Provided records |
—————

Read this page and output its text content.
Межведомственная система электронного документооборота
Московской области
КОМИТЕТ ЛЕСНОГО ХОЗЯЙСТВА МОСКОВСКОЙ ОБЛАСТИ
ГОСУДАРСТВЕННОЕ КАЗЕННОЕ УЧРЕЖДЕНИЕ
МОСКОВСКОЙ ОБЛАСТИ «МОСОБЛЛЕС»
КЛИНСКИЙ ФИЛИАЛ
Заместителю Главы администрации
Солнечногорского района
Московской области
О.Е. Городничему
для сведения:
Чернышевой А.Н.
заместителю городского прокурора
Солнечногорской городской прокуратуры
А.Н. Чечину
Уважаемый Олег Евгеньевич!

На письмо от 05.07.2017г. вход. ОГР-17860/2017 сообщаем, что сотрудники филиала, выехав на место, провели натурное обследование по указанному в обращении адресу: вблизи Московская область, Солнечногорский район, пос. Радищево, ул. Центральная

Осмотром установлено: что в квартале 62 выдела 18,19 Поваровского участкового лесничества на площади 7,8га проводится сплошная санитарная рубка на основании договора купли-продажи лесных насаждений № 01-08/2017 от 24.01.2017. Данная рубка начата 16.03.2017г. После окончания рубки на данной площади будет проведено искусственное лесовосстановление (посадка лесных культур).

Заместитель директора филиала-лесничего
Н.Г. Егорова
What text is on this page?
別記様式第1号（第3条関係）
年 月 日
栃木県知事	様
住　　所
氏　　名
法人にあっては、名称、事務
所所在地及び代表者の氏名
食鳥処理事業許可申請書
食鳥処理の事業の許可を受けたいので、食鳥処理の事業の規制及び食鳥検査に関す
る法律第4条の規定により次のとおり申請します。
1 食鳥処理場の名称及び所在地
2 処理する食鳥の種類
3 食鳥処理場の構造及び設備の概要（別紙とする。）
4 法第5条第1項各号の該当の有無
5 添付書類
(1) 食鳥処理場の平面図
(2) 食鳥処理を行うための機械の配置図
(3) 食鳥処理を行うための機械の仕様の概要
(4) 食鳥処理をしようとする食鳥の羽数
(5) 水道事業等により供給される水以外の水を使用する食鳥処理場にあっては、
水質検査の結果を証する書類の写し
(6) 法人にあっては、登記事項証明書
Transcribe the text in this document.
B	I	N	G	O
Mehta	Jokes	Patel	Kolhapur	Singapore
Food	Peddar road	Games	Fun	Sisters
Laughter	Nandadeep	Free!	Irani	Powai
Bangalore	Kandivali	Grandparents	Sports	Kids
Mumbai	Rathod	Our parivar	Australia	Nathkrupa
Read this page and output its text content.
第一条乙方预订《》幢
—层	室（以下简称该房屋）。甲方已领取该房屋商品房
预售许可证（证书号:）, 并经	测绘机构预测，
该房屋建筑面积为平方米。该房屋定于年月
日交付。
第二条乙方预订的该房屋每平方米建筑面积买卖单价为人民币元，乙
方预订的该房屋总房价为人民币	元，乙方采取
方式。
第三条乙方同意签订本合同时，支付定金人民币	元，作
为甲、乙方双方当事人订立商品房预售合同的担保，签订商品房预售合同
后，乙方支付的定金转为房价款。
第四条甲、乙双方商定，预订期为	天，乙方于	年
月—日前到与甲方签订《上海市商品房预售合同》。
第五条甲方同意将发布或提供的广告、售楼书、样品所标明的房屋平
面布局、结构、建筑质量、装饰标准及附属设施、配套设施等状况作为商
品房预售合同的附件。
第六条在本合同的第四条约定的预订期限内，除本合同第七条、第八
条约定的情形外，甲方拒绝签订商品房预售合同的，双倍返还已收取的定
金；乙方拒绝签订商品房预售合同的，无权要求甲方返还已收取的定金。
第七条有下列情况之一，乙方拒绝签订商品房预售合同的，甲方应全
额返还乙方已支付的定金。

—————

Task objective |
Using the records above, copy every line that has the word "филиала" in it.

Result below |
На письмо от 05.07.2017г. вход. ОГР-17860/2017 сообщаем, что сотрудники филиала, выехав на место, провели натурное обследование по указанному в обращении адресу: вблизи Московская область, Солнечногорский район, пос. Радищево, ул. Центральная
Заместитель директора филиала-лесничего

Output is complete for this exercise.